---------- Entries ----------

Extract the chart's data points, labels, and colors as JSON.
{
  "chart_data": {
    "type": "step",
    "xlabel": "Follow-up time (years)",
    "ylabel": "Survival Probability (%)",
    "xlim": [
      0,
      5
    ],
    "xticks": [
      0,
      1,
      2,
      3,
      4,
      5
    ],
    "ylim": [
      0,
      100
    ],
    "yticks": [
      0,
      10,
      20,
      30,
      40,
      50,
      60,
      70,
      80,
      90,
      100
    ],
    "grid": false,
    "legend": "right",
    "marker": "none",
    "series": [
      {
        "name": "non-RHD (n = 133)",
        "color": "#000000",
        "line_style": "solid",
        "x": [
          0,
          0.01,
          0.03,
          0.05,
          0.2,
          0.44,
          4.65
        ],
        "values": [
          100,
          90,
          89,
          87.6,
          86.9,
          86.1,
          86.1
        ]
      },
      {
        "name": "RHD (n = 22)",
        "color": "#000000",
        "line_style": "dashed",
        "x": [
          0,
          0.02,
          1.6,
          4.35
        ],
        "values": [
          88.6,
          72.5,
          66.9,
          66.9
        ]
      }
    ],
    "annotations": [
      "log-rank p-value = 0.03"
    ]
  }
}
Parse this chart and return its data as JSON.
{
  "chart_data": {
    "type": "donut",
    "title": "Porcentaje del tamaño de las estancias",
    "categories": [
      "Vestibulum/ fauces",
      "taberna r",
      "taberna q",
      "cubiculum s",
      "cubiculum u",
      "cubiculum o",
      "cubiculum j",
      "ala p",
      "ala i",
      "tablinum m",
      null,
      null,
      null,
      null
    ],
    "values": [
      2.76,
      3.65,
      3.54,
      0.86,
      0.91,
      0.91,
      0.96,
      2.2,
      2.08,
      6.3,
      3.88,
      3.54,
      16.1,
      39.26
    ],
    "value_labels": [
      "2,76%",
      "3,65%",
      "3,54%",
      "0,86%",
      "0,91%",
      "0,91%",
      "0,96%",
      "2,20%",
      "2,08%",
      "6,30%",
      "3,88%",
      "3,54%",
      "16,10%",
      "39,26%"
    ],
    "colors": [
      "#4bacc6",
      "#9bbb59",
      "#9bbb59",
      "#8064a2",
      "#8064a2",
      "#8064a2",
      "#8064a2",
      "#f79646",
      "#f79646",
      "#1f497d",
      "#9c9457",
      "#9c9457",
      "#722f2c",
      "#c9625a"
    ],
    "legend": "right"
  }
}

----------

Write out the material exactly as given.

Extract the chart's data points, labels, and colors as JSON.
{
  "chart_data": {
    "type": "step",
    "xlabel": "Follow-up time (years)",
    "ylabel": "Survival Probability (%)",
    "xlim": [
      0,
      5
    ],
    "xticks": [
      0,
      1,
      2,
      3,
      4,
      5
    ],
    "ylim": [
      0,
      100
    ],
    "yticks": [
      0,
      10,
      20,
      30,
      40,
      50,
      60,
      70,
      80,
      90,
      100
    ],
    "grid": false,
    "legend": "right",
    "marker": "none",
    "series": [
      {
        "name": "non-RHD (n = 133)",
        "color": "#000000",
        "line_style": "solid",
        "x": [
          0,
          0.01,
          0.03,
          0.05,
          0.2,
          0.44,
          4.65
        ],
        "values": [
          100,
          90,
          89,
          87.6,
          86.9,
          86.1,
          86.1
        ]
      },
      {
        "name": "RHD (n = 22)",
        "color": "#000000",
        "line_style": "dashed",
        "x": [
          0,
          0.02,
          1.6,
          4.35
        ],
        "values": [
          88.6,
          72.5,
          66.9,
          66.9
        ]
      }
    ],
    "annotations": [
      "log-rank p-value = 0.03"
    ]
  }
}
Parse this chart and return its data as JSON.
{
  "chart_data": {
    "type": "donut",
    "title": "Porcentaje del tamaño de las estancias",
    "categories": [
      "Vestibulum/ fauces",
      "taberna r",
      "taberna q",
      "cubiculum s",
      "cubiculum u",
      "cubiculum o",
      "cubiculum j",
      "ala p",
      "ala i",
      "tablinum m",
      null,
      null,
      null,
      null
    ],
    "values": [
      2.76,
      3.65,
      3.54,
      0.86,
      0.91,
      0.91,
      0.96,
      2.2,
      2.08,
      6.3,
      3.88,
      3.54,
      16.1,
      39.26
    ],
    "value_labels": [
      "2,76%",
      "3,65%",
      "3,54%",
      "0,86%",
      "0,91%",
      "0,91%",
      "0,96%",
      "2,20%",
      "2,08%",
      "6,30%",
      "3,88%",
      "3,54%",
      "16,10%",
      "39,26%"
    ],
    "colors": [
      "#4bacc6",
      "#9bbb59",
      "#9bbb59",
      "#8064a2",
      "#8064a2",
      "#8064a2",
      "#8064a2",
      "#f79646",
      "#f79646",
      "#1f497d",
      "#9c9457",
      "#9c9457",
      "#722f2c",
      "#c9625a"
    ],
    "legend": "right"
  }
}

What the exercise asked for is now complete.